= Request =
Transcribe the lines below verbatim, skipping the images.

= Dataset excerpts =
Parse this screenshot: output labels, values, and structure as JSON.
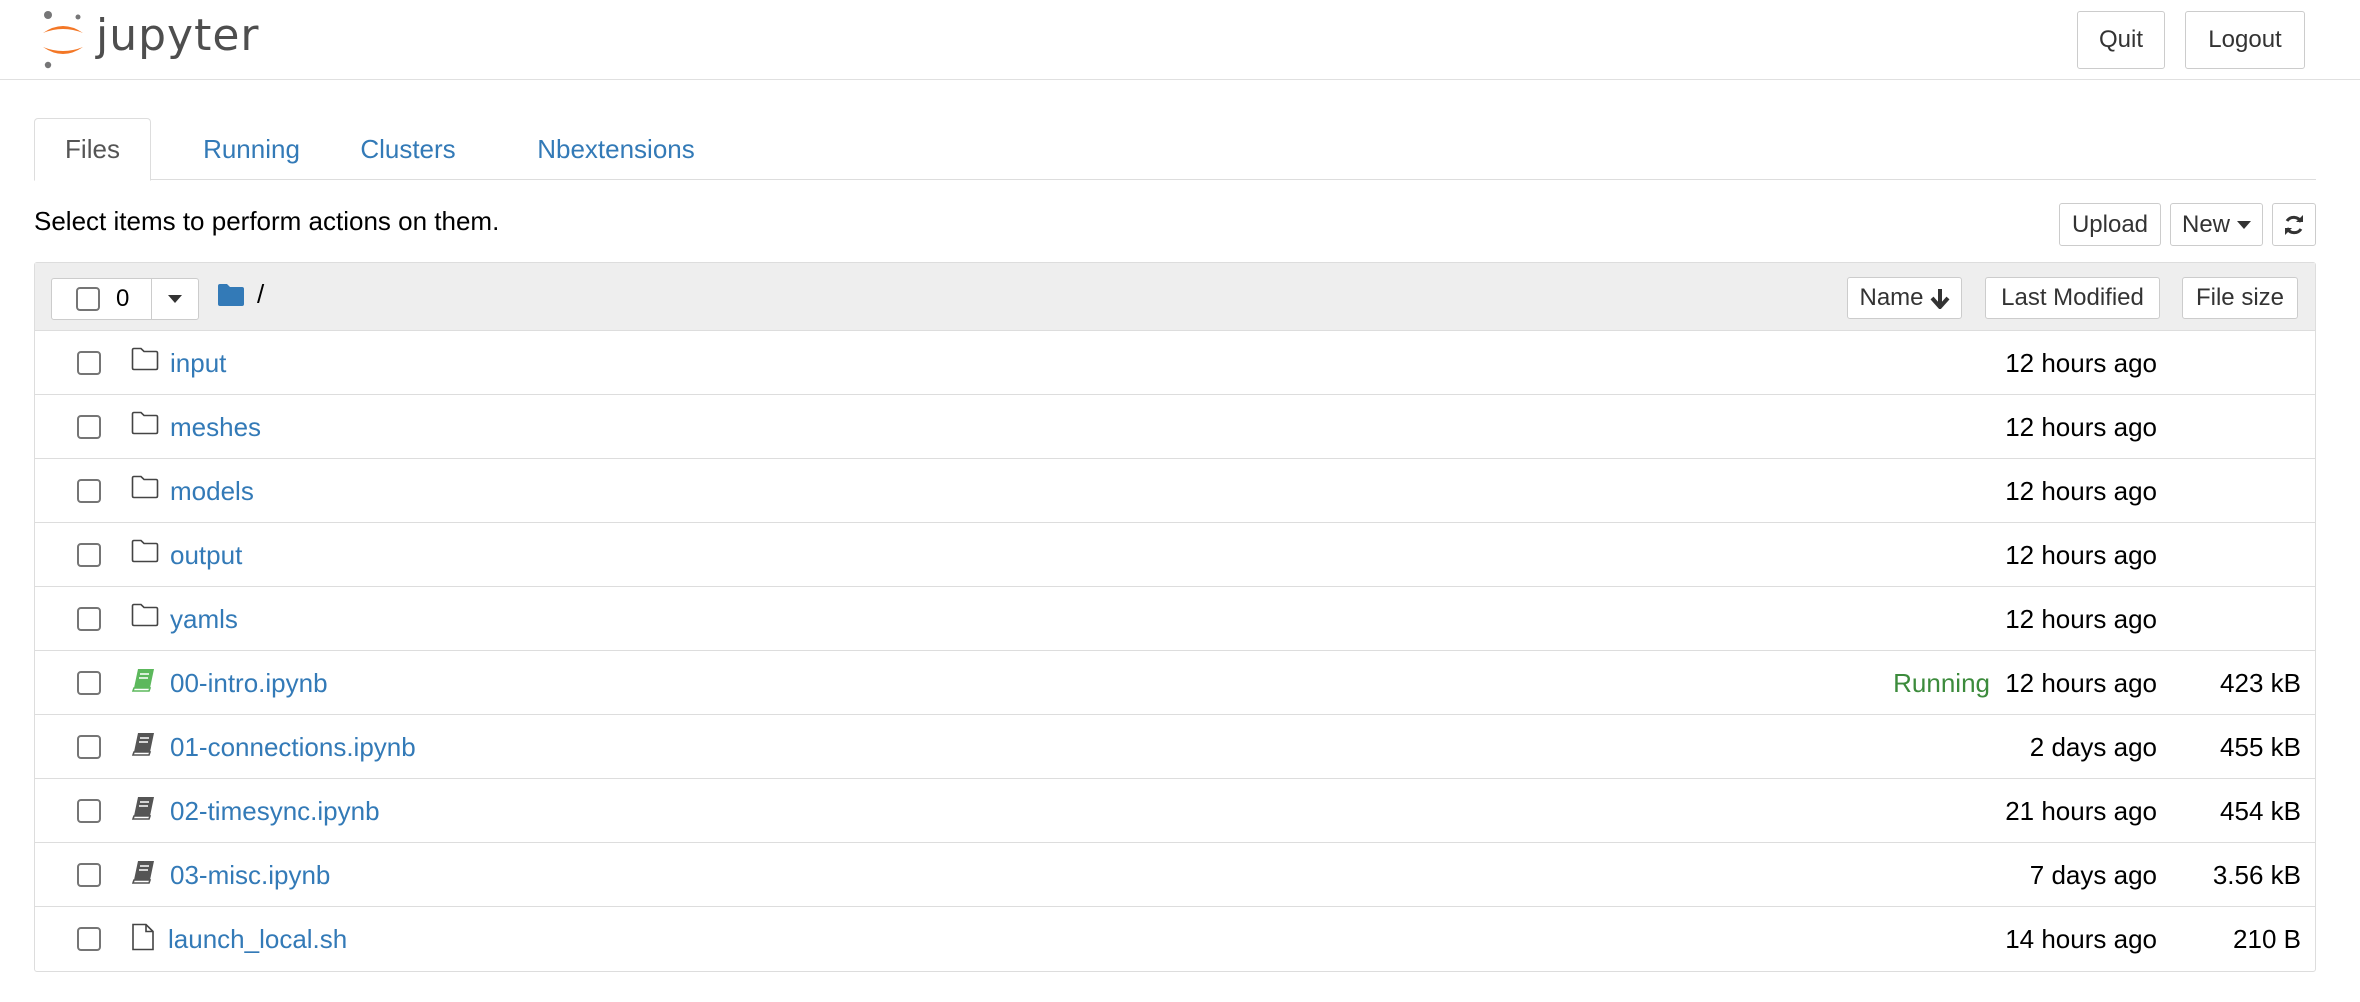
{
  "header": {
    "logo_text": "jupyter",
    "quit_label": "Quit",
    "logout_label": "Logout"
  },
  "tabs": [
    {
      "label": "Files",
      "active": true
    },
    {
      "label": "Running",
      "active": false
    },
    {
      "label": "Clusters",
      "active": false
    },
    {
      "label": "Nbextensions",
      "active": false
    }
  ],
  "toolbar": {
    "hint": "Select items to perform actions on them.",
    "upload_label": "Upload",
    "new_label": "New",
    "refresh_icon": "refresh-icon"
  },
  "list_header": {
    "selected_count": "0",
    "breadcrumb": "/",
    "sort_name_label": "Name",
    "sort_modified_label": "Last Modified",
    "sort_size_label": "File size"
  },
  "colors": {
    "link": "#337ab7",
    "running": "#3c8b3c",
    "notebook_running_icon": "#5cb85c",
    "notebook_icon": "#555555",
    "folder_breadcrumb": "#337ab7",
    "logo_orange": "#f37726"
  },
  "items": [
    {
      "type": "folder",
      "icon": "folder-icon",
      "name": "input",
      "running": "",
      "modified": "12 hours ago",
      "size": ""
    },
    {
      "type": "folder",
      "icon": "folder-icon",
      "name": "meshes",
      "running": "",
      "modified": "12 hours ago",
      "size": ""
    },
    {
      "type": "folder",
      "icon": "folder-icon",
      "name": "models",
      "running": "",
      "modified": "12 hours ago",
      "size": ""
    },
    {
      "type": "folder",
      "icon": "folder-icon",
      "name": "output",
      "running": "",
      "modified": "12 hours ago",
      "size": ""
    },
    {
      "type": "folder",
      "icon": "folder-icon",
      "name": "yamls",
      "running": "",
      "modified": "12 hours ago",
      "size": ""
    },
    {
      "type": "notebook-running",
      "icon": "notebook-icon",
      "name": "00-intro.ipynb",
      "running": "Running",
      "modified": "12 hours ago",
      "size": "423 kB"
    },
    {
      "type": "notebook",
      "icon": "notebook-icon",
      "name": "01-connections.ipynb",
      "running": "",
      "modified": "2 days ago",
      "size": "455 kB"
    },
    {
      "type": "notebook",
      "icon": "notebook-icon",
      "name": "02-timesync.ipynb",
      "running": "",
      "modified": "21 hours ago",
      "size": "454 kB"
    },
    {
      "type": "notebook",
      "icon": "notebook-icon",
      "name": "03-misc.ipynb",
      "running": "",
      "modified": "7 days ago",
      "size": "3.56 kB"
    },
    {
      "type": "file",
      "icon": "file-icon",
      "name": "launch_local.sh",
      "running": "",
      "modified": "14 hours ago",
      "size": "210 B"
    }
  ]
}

= Solution below =
Parse this screenshot: output labels, values, and structure as JSON.
{
  "header": {
    "logo_text": "jupyter",
    "quit_label": "Quit",
    "logout_label": "Logout"
  },
  "tabs": [
    {
      "label": "Files",
      "active": true
    },
    {
      "label": "Running",
      "active": false
    },
    {
      "label": "Clusters",
      "active": false
    },
    {
      "label": "Nbextensions",
      "active": false
    }
  ],
  "toolbar": {
    "hint": "Select items to perform actions on them.",
    "upload_label": "Upload",
    "new_label": "New",
    "refresh_icon": "refresh-icon"
  },
  "list_header": {
    "selected_count": "0",
    "breadcrumb": "/",
    "sort_name_label": "Name",
    "sort_modified_label": "Last Modified",
    "sort_size_label": "File size"
  },
  "colors": {
    "link": "#337ab7",
    "running": "#3c8b3c",
    "notebook_running_icon": "#5cb85c",
    "notebook_icon": "#555555",
    "folder_breadcrumb": "#337ab7",
    "logo_orange": "#f37726"
  },
  "items": [
    {
      "type": "folder",
      "icon": "folder-icon",
      "name": "input",
      "running": "",
      "modified": "12 hours ago",
      "size": ""
    },
    {
      "type": "folder",
      "icon": "folder-icon",
      "name": "meshes",
      "running": "",
      "modified": "12 hours ago",
      "size": ""
    },
    {
      "type": "folder",
      "icon": "folder-icon",
      "name": "models",
      "running": "",
      "modified": "12 hours ago",
      "size": ""
    },
    {
      "type": "folder",
      "icon": "folder-icon",
      "name": "output",
      "running": "",
      "modified": "12 hours ago",
      "size": ""
    },
    {
      "type": "folder",
      "icon": "folder-icon",
      "name": "yamls",
      "running": "",
      "modified": "12 hours ago",
      "size": ""
    },
    {
      "type": "notebook-running",
      "icon": "notebook-icon",
      "name": "00-intro.ipynb",
      "running": "Running",
      "modified": "12 hours ago",
      "size": "423 kB"
    },
    {
      "type": "notebook",
      "icon": "notebook-icon",
      "name": "01-connections.ipynb",
      "running": "",
      "modified": "2 days ago",
      "size": "455 kB"
    },
    {
      "type": "notebook",
      "icon": "notebook-icon",
      "name": "02-timesync.ipynb",
      "running": "",
      "modified": "21 hours ago",
      "size": "454 kB"
    },
    {
      "type": "notebook",
      "icon": "notebook-icon",
      "name": "03-misc.ipynb",
      "running": "",
      "modified": "7 days ago",
      "size": "3.56 kB"
    },
    {
      "type": "file",
      "icon": "file-icon",
      "name": "launch_local.sh",
      "running": "",
      "modified": "14 hours ago",
      "size": "210 B"
    }
  ]
}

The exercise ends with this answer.